_TÂCHES À RÉALISER_:
A) Renvoyez le passage du document source qui commence aux mots « L'œil de l'épicurien, en » et s'arrête après les mots « ou grotesquement déformées. ».
B) D'après le document source, dans quelle galerie l'exposition a-t-elle eu lieu ?
C) Reformulez plus brièvement, dans le document source, le paragraphe qui commence par « L'œil du photographe voit couleurs », en conservant ses faits principaux.

_DOCUMENT SOURCE_:
++++++++++

C'est ainsi que Yann Arthus-Bertrand a commenté
ses incroyables photographies dans La Terre Vue du Ciel.
(Le texte suivant est écrit par Khoa Pham pour mon exposition
à la Galerie J.-E. Bernard (Avignon). Cette exposition consistait
principalement en photographies des légumes. Cependant, les
observations dans le texte sont applicables à la plupart
de mes photographies.)
Chacun interprète les choses qu'il voit à travers
les perspectives uniques de son origine et de son vécu. Quand
Herbert Miller va au marché, il regarde les produits exposés,
étalage par étalage, selon deux points de vue, celui
d'un photographe et celui d'un épicurien.
L'œil du photographe voit couleurs, textures, rythmes, jeux
de lumières, et parfois les juxtapositions invraisemblables
des formes et des aliments eux-mêmes. Les dispositions des
étalages sont l'œuvre des marchands. L'arrangement peut
être délibéré, comme ce chemin d'asperges
blanches traversant un champ de fraises ; mais l'étalage
peut aussi être le fruit du hasard.
L'œil de l'épicurien, en même temps, voit la
fraîcheur, les saveurs, les mélanges possibles de ces
ingrédients qui excitent ses papilles gustatives. Les poivrons
pourraient être de formes parfaites ou grotesquement déformées.
De toute façon ils lui disent : « Imagine la bonne
pipérade que tu pourrais faire de nous, ou peut-être,
préfèreras-tu nous griller tout simplement …
mais, s'il-te-plaît, prends d'abord notre photo ». Tel
fut le sort des tendres choux chinois : d'abord la photo et puis,
plus tard, blanchis et légèrement sautés à
l'huile avec juste une pincée de sel et de poivre.
Pour Herbert, ces deux perspectives sont inséparables:
image-nourriture.

++++++++++

_DONNÉES FOURNIES_:
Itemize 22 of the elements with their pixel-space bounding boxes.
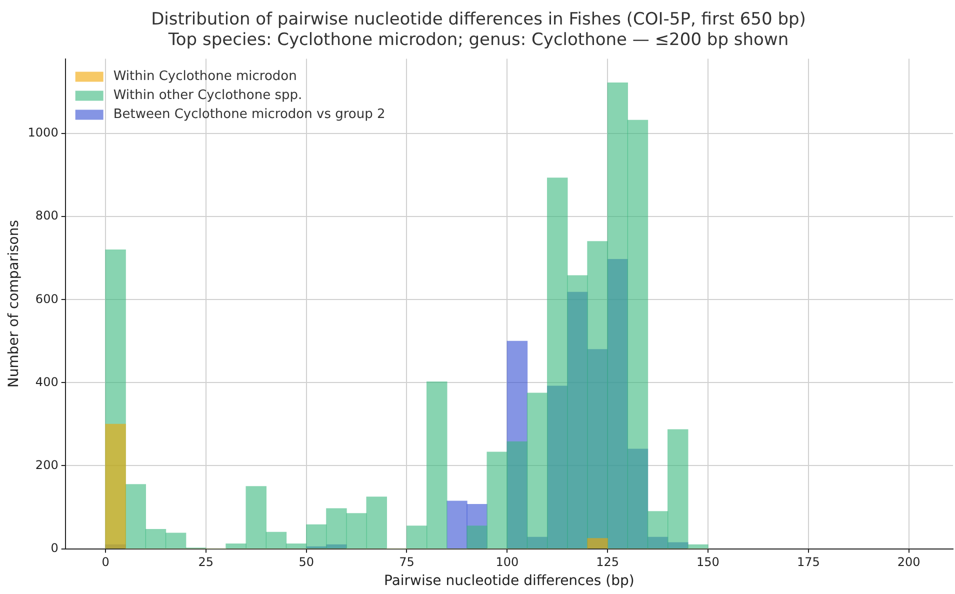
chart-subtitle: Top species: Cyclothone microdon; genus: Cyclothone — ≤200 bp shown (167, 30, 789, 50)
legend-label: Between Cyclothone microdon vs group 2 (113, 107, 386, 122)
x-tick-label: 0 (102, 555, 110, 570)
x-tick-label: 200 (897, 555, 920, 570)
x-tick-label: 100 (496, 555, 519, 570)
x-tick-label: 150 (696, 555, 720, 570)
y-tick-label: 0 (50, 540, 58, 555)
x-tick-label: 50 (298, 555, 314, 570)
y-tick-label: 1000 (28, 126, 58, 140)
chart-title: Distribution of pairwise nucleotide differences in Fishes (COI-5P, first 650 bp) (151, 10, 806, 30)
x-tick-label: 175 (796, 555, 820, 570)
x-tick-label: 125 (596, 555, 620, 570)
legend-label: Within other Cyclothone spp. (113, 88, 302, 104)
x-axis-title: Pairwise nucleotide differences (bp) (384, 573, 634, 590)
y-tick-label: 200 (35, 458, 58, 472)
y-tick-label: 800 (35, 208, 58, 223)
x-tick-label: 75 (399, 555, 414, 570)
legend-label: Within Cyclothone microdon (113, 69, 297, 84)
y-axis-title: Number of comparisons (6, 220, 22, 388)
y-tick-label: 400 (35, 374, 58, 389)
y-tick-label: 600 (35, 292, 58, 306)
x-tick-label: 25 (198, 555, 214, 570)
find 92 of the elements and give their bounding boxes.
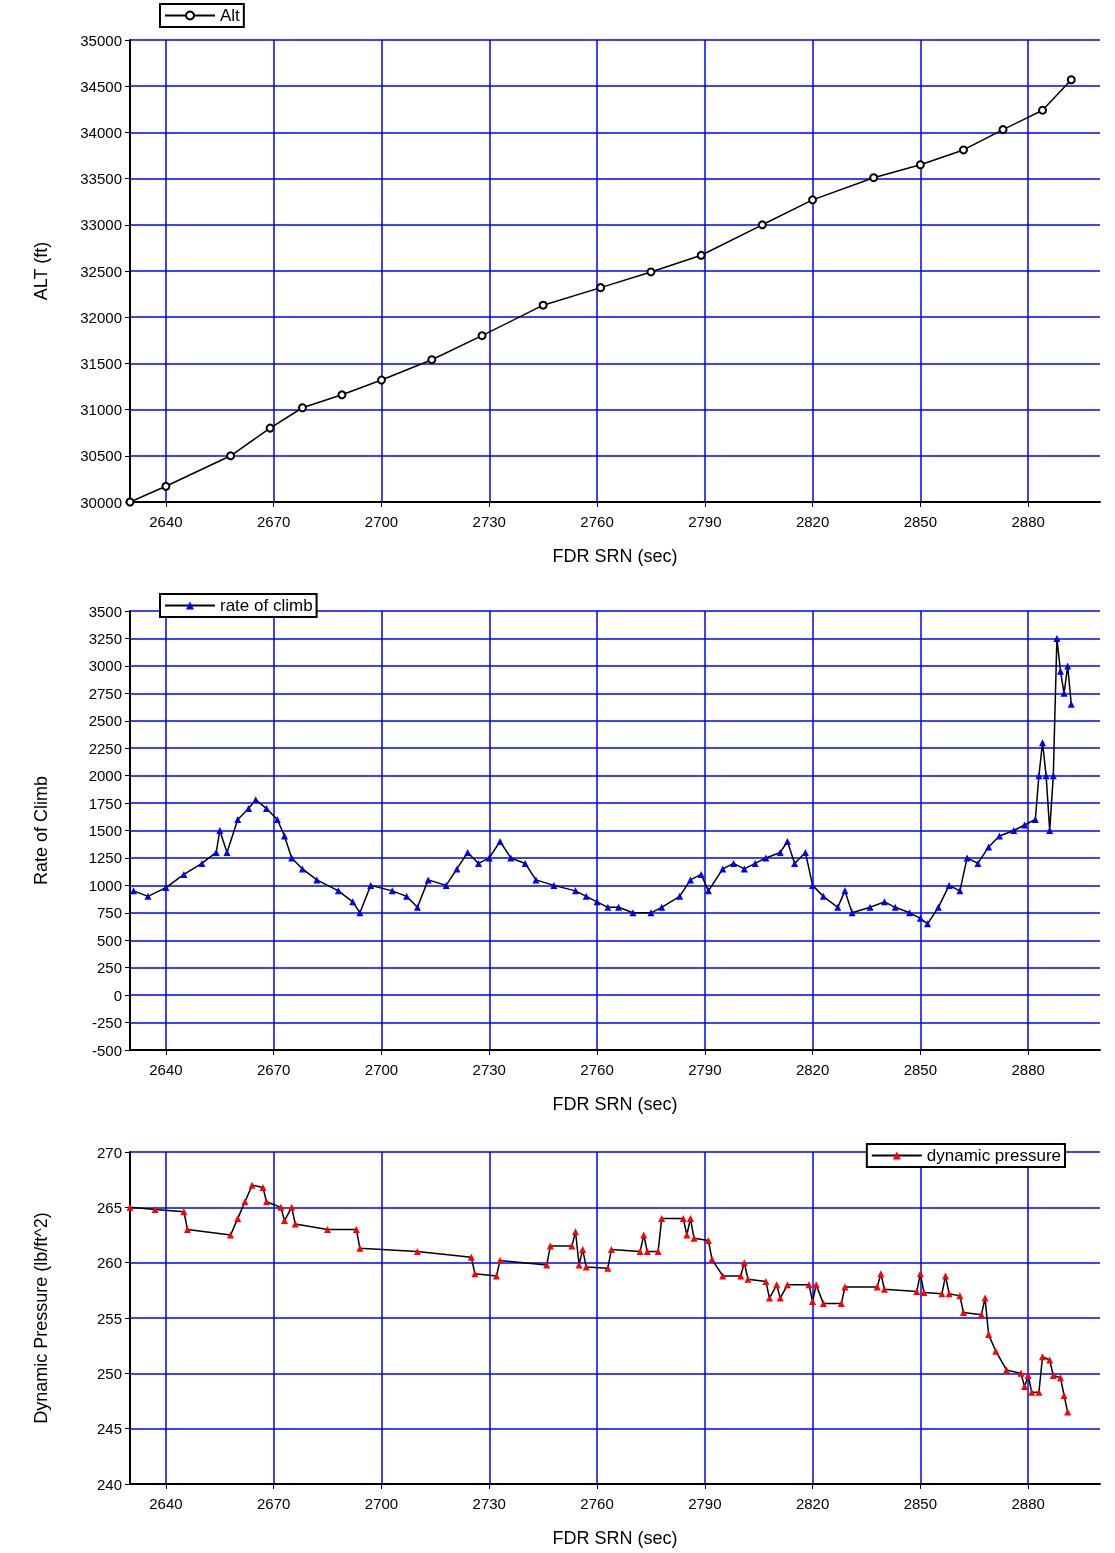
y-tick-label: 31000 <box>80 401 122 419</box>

++++++++++

_RÉPONSES PAR TÂCHE_:
A)
L'œil de l'épicurien, en même temps, voit la
fraîcheur, les saveurs, les mélanges possibles de ces
ingrédients qui excitent ses papilles gustatives. Les poivrons
pourraient être de formes parfaites ou grotesquement déformées.

B) À la Galerie J.-E. Bernard, à Avignon.

C) Le photographe perçoit couleurs, textures, rythmes, jeux de lumière et parfois des juxtapositions invraisemblables de formes et d'aliments. Les marchands disposent les étalages, soit délibérément, comme un chemin d'asperges blanches traversant un champ de fraises, soit au hasard.